=== Extracts from a graphics dataset ===
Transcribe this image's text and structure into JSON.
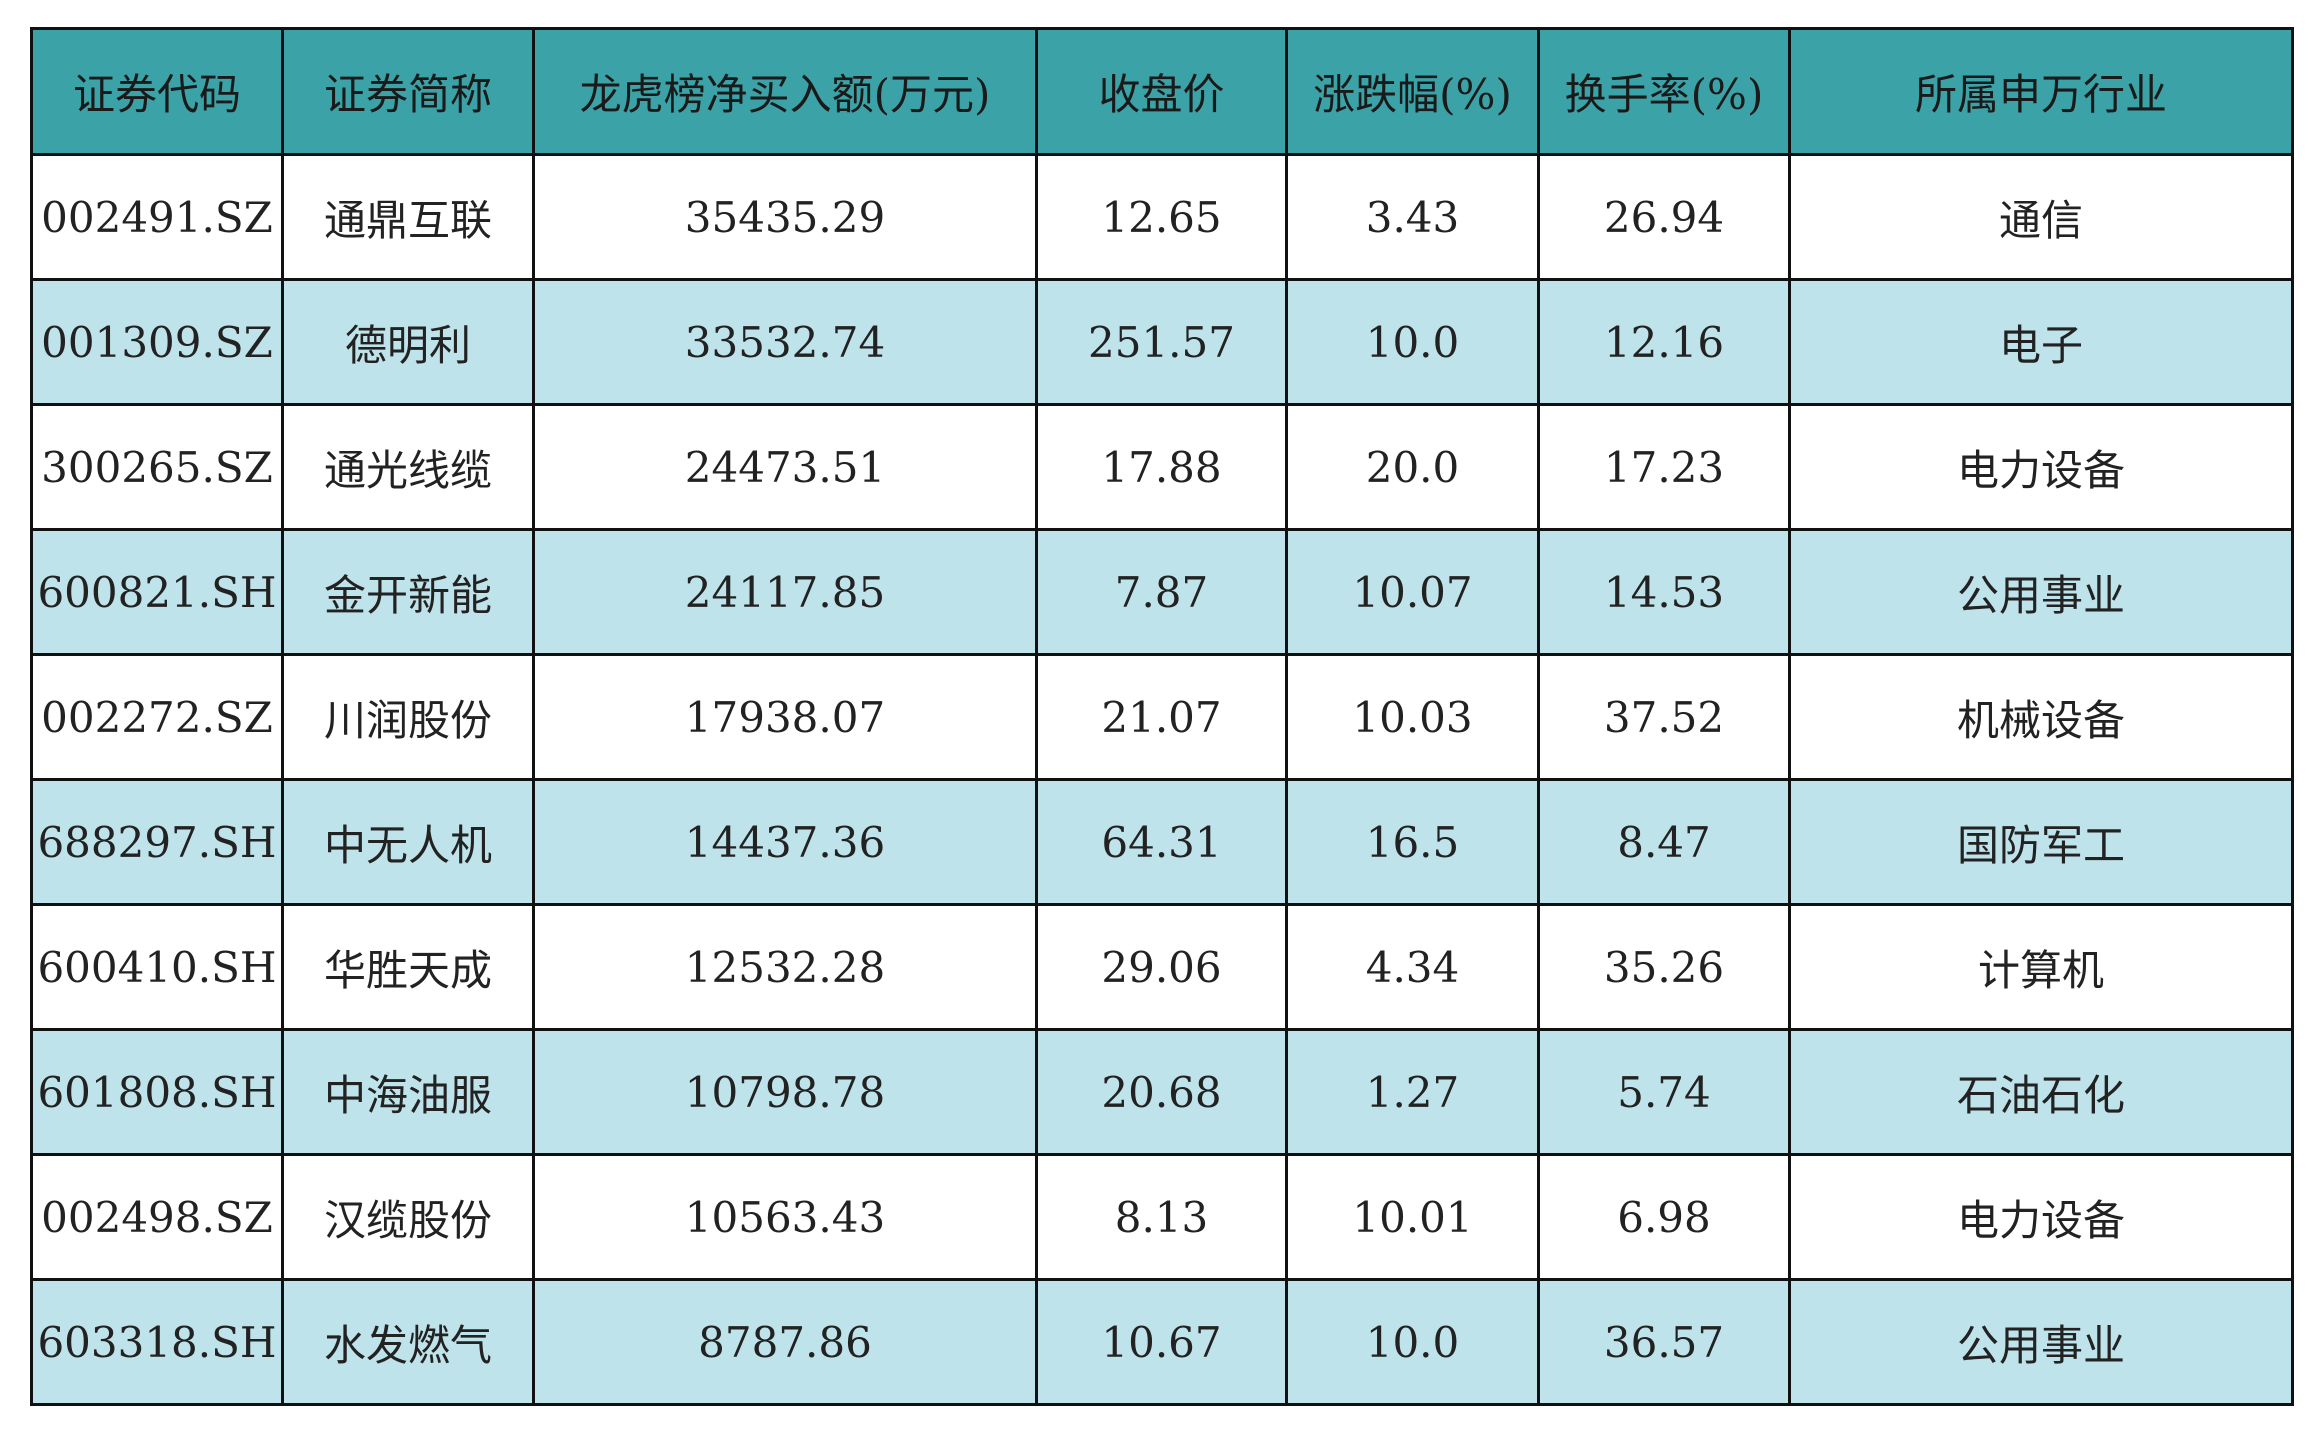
{
  "table": {
    "header": [
      "证券代码",
      "证券简称",
      "龙虎榜净买入额(万元)",
      "收盘价",
      "涨跌幅(%)",
      "换手率(%)",
      "所属申万行业"
    ],
    "rows": [
      [
        "002491.SZ",
        "通鼎互联",
        "35435.29",
        "12.65",
        "3.43",
        "26.94",
        "通信"
      ],
      [
        "001309.SZ",
        "德明利",
        "33532.74",
        "251.57",
        "10.0",
        "12.16",
        "电子"
      ],
      [
        "300265.SZ",
        "通光线缆",
        "24473.51",
        "17.88",
        "20.0",
        "17.23",
        "电力设备"
      ],
      [
        "600821.SH",
        "金开新能",
        "24117.85",
        "7.87",
        "10.07",
        "14.53",
        "公用事业"
      ],
      [
        "002272.SZ",
        "川润股份",
        "17938.07",
        "21.07",
        "10.03",
        "37.52",
        "机械设备"
      ],
      [
        "688297.SH",
        "中无人机",
        "14437.36",
        "64.31",
        "16.5",
        "8.47",
        "国防军工"
      ],
      [
        "600410.SH",
        "华胜天成",
        "12532.28",
        "29.06",
        "4.34",
        "35.26",
        "计算机"
      ],
      [
        "601808.SH",
        "中海油服",
        "10798.78",
        "20.68",
        "1.27",
        "5.74",
        "石油石化"
      ],
      [
        "002498.SZ",
        "汉缆股份",
        "10563.43",
        "8.13",
        "10.01",
        "6.98",
        "电力设备"
      ],
      [
        "603318.SH",
        "水发燃气",
        "8787.86",
        "10.67",
        "10.0",
        "36.57",
        "公用事业"
      ]
    ]
  }
}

=== Brief ===
Write the full listing out again with every line unchanged, but include no pictures.

=== Task result ===
Transcribe this image's text and structure into JSON.
{
  "table": {
    "header": [
      "证券代码",
      "证券简称",
      "龙虎榜净买入额(万元)",
      "收盘价",
      "涨跌幅(%)",
      "换手率(%)",
      "所属申万行业"
    ],
    "rows": [
      [
        "002491.SZ",
        "通鼎互联",
        "35435.29",
        "12.65",
        "3.43",
        "26.94",
        "通信"
      ],
      [
        "001309.SZ",
        "德明利",
        "33532.74",
        "251.57",
        "10.0",
        "12.16",
        "电子"
      ],
      [
        "300265.SZ",
        "通光线缆",
        "24473.51",
        "17.88",
        "20.0",
        "17.23",
        "电力设备"
      ],
      [
        "600821.SH",
        "金开新能",
        "24117.85",
        "7.87",
        "10.07",
        "14.53",
        "公用事业"
      ],
      [
        "002272.SZ",
        "川润股份",
        "17938.07",
        "21.07",
        "10.03",
        "37.52",
        "机械设备"
      ],
      [
        "688297.SH",
        "中无人机",
        "14437.36",
        "64.31",
        "16.5",
        "8.47",
        "国防军工"
      ],
      [
        "600410.SH",
        "华胜天成",
        "12532.28",
        "29.06",
        "4.34",
        "35.26",
        "计算机"
      ],
      [
        "601808.SH",
        "中海油服",
        "10798.78",
        "20.68",
        "1.27",
        "5.74",
        "石油石化"
      ],
      [
        "002498.SZ",
        "汉缆股份",
        "10563.43",
        "8.13",
        "10.01",
        "6.98",
        "电力设备"
      ],
      [
        "603318.SH",
        "水发燃气",
        "8787.86",
        "10.67",
        "10.0",
        "36.57",
        "公用事业"
      ]
    ]
  }
}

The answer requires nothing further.